> **ASSIGNED TASK 1**: In the post about the friend group, for how long had Amir and Bethany lived together?
> **ASSIGNED TASK 2**: Retype the post about the friend group word for word, between "For the most" and "something if invited.", inclusive.

> **EXTRACTED TEXT**:
Around 2 years ago, my friend which we'll call Amir, broke up with his girl friend of ~5 years. They had lived together for around 3 of those. When they first broke up, Amir let Bethany continue living there and he moved in to the spare bedroom. I'm not entirely sure how long that went one, but it will become relevant here in a moment. Maybe 2-3 months? Anyways, sometime in that period Bethany started to date our friend Jordan. Jordan was in the "inner circle" of this friend group. I've known Jordan for 6 years, and he was my roommate twice in college. This caused some issues with Amir, as he was (rightly so) pretty PO'd about this whole fiasco. At this point, things seem fairly simple and straight forward. So let's go through and hit some of the high notes to get to my situation I'm currently in.

My friend Amir and I have had several conversations about what went down, and such. I kept sorta pushing for him to let it go so that we can hang out more easily (a lot of the time we're put in the middle and have to choose which friend to invite). He has always been very adamant that even though he is past what happened, he'll never be "buddy buddy" with them. He's going to one of our friends weddings, and that will be the first time they'll be in the same room since shortly after Bethany and Jordan started dating (he tried to hang out as a group initially).

For the most part, I typically invite Amir to things, seeing as we're much closer these days (he initiates conversation as often/more than I do, we hang out, plan to hang out, check in on each other, etc) in relation to myself and Jordan, who does not make an effort, but will usually do something if invited.

Last year, I was at my family lakehouse, and invited Amir, but not Jordan/Bethany. This year I tried to get it for two weekends for the lakehouse, so Amir and his now fiance could come one weekend, and Bethany and Jordan the other. That fell through, so since I'd invited both already, I left it as-is and simply said there were only those dates and everyone was invited. Jordan/Bethany do not have an issue with this and have said they'll come.

Document layout analysis material:
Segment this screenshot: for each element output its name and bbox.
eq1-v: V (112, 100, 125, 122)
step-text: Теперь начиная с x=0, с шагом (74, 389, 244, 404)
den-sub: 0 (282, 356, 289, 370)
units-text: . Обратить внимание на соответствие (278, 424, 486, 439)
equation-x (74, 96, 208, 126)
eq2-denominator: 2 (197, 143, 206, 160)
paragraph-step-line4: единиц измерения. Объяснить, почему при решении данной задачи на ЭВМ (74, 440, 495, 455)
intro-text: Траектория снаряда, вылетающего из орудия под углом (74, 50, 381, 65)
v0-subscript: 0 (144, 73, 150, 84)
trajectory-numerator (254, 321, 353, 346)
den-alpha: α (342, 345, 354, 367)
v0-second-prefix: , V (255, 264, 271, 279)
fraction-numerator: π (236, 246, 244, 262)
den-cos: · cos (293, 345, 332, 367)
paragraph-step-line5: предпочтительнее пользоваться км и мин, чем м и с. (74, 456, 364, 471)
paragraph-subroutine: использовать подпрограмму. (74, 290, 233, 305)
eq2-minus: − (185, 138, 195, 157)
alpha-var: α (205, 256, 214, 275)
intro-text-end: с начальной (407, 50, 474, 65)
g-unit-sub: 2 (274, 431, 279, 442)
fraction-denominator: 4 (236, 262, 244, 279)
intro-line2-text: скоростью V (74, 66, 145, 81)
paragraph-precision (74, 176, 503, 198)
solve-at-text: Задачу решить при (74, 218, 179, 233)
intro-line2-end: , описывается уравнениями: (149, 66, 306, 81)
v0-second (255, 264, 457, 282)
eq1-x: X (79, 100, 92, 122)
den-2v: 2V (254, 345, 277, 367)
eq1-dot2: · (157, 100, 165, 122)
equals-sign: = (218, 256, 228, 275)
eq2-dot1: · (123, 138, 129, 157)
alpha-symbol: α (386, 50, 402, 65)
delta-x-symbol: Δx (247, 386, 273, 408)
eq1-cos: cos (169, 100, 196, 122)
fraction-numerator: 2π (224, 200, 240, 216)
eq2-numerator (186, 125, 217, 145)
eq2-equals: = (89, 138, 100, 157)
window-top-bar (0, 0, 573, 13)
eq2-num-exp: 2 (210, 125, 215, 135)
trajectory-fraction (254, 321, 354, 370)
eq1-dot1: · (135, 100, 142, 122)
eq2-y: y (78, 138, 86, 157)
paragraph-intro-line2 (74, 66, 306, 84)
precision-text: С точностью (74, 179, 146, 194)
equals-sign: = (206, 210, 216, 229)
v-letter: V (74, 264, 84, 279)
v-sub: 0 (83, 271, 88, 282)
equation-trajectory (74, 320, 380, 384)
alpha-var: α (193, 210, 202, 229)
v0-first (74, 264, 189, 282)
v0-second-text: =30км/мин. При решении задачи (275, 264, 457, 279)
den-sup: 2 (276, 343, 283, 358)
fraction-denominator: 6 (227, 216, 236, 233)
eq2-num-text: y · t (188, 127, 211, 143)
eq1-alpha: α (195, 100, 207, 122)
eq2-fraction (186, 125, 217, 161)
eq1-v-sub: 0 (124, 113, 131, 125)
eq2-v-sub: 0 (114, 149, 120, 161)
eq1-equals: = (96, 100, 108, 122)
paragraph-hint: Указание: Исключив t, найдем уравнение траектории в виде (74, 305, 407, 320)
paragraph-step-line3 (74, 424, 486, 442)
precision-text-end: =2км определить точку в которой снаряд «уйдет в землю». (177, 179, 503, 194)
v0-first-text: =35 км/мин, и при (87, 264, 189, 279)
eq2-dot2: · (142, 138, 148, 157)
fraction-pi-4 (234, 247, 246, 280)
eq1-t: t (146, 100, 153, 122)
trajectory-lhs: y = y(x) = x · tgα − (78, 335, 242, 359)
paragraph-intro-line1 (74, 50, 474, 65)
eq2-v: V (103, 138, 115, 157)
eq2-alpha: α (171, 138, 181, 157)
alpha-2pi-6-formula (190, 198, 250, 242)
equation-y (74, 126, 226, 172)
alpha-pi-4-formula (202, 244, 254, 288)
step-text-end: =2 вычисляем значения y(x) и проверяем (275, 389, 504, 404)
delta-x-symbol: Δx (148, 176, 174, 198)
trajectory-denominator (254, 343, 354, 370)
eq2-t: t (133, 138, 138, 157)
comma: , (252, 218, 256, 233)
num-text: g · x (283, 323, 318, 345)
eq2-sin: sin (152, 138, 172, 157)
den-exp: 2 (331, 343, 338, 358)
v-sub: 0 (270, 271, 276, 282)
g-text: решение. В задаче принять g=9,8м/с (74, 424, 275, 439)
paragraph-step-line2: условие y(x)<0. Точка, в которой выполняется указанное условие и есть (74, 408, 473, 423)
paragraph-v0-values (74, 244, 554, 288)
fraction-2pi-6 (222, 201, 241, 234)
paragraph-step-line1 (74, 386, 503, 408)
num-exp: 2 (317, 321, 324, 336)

> **SOLUTION 1**: They had lived together for around 3 years.

> **SOLUTION 2**:
For the most part, I typically invite Amir to things, seeing as we're much closer these days (he initiates conversation as often/more than I do, we hang out, plan to hang out, check in on each other, etc) in relation to myself and Jordan, who does not make an effort, but will usually do something if invited.